== Provided records

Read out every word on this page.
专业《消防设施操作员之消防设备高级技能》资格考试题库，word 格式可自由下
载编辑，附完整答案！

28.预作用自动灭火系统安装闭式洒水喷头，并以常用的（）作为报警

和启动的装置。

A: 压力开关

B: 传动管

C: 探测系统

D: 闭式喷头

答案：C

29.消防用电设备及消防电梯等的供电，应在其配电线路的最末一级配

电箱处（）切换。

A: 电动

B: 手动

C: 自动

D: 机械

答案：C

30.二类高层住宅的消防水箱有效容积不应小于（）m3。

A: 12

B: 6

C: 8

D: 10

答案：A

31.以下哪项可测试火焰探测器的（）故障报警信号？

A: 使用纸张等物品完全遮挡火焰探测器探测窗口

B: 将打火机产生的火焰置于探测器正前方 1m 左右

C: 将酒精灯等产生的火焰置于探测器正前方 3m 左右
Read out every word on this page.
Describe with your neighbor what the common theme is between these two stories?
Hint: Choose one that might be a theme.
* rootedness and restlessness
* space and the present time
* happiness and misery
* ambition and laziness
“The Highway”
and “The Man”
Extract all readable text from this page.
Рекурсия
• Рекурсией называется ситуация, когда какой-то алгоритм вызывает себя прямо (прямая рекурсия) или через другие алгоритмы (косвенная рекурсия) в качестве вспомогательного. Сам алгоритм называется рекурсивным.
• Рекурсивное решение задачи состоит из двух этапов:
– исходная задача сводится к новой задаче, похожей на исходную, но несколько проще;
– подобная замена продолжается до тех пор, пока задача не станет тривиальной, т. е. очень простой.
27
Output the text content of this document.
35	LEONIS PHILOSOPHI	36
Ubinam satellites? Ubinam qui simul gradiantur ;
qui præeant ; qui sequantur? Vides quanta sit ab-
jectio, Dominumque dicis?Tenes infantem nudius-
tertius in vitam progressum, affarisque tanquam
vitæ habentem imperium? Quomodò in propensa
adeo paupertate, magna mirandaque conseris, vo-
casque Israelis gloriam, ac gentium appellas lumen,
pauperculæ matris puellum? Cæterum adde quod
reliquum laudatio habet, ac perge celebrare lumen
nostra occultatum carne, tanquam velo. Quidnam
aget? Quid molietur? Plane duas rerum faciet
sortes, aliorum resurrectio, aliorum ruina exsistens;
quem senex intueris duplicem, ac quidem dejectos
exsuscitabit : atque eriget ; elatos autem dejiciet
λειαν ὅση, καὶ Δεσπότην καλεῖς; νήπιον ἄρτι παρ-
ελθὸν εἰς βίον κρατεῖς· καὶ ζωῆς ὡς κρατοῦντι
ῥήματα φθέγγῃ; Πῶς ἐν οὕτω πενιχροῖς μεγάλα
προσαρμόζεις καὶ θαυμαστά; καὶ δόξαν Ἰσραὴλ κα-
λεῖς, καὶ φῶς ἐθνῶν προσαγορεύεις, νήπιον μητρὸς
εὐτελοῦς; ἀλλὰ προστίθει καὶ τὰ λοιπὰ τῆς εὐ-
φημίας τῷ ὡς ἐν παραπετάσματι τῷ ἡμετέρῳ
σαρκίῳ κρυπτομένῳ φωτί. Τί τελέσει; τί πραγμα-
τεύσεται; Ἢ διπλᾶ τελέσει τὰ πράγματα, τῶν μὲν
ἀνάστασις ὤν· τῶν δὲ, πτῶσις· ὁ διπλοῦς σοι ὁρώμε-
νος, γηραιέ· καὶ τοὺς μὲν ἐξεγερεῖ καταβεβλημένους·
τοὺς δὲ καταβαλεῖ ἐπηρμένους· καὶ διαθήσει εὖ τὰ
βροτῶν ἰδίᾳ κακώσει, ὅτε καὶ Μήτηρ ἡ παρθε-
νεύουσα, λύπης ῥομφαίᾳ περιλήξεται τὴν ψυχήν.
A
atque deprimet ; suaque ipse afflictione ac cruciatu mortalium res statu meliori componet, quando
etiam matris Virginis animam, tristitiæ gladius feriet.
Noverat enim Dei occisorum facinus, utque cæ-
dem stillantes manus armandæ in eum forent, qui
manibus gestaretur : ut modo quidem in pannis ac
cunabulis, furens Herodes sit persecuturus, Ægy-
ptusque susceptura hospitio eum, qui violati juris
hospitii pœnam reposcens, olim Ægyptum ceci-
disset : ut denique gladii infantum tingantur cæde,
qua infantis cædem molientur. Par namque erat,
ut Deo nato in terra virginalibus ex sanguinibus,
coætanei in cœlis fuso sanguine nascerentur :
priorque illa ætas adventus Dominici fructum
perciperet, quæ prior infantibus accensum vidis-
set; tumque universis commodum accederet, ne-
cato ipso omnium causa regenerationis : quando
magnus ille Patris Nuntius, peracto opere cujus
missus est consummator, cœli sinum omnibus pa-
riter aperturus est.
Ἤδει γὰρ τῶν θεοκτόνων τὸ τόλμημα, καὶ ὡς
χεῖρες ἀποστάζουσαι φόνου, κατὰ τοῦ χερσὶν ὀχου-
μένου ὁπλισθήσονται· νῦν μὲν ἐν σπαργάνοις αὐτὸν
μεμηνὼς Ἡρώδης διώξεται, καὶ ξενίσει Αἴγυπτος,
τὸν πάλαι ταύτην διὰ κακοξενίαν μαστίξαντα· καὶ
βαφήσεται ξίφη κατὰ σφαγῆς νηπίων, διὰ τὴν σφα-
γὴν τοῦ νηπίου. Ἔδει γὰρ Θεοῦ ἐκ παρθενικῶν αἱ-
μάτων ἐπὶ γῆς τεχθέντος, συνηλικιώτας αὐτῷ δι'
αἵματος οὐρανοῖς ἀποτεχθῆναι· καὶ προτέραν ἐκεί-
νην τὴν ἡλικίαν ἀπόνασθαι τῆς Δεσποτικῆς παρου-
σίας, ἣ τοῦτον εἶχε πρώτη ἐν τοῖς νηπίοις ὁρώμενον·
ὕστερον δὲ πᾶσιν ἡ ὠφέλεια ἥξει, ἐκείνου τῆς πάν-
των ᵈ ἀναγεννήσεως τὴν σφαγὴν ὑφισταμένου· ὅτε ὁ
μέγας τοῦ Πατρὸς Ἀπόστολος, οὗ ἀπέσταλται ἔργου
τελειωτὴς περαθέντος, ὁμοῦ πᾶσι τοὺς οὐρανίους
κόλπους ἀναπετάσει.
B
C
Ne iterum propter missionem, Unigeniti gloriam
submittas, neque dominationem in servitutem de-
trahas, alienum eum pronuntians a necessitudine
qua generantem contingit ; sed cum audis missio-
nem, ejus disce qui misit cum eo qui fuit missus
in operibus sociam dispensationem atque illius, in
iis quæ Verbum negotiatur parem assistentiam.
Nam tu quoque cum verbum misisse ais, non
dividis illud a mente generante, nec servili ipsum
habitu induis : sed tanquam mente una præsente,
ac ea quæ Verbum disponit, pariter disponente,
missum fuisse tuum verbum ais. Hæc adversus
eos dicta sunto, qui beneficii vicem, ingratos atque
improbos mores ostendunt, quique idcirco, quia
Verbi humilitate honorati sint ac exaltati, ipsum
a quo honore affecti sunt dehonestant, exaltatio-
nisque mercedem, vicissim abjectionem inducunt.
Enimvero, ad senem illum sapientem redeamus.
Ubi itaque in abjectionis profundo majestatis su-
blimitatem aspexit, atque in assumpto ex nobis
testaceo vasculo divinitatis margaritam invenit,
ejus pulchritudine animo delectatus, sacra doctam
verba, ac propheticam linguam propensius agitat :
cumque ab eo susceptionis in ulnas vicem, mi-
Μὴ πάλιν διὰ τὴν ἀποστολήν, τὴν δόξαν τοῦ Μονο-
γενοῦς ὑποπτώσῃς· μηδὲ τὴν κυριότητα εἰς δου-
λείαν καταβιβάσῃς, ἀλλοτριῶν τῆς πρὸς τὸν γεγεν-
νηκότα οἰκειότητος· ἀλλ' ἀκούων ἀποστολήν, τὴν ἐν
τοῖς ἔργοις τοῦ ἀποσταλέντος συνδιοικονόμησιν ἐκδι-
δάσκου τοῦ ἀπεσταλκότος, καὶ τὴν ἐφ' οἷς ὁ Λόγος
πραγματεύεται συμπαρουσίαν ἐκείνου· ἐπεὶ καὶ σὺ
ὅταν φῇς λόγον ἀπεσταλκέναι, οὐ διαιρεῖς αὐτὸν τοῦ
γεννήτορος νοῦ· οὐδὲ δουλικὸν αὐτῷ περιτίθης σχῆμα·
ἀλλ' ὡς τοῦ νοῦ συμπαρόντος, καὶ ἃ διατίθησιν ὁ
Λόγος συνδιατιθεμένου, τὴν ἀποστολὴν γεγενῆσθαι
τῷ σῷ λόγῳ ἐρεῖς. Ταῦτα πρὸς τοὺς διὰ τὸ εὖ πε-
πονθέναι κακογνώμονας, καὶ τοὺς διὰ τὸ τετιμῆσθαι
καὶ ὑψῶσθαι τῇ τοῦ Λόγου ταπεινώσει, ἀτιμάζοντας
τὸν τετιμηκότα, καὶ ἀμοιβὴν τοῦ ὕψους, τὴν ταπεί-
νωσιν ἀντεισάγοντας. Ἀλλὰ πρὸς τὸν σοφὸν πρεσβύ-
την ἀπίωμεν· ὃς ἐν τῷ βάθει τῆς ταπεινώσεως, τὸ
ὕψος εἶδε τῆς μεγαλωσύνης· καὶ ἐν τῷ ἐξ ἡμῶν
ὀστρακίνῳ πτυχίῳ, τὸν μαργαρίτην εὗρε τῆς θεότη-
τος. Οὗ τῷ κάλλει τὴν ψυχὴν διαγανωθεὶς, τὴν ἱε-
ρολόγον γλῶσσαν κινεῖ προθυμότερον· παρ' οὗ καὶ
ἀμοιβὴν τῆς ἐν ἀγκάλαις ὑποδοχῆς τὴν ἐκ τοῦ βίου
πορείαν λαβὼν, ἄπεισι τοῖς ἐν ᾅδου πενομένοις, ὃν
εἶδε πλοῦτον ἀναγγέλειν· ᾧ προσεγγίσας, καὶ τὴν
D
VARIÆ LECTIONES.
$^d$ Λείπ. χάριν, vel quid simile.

====

> **Aim**: Where a line above contains the word "τοῖς", copy that line.

> **Written response**:
σίας, ἣ τοῦτον εἶχε πρώτη ἐν τοῖς νηπίοις ὁρώμενον·
τοῖς ἔργοις τοῦ ἀποσταλέντος συνδιοικονόμησιν ἐκδι-
πορείαν λαβὼν, ἄπεισι τοῖς ἐν ᾅδου πενομένοις, ὃν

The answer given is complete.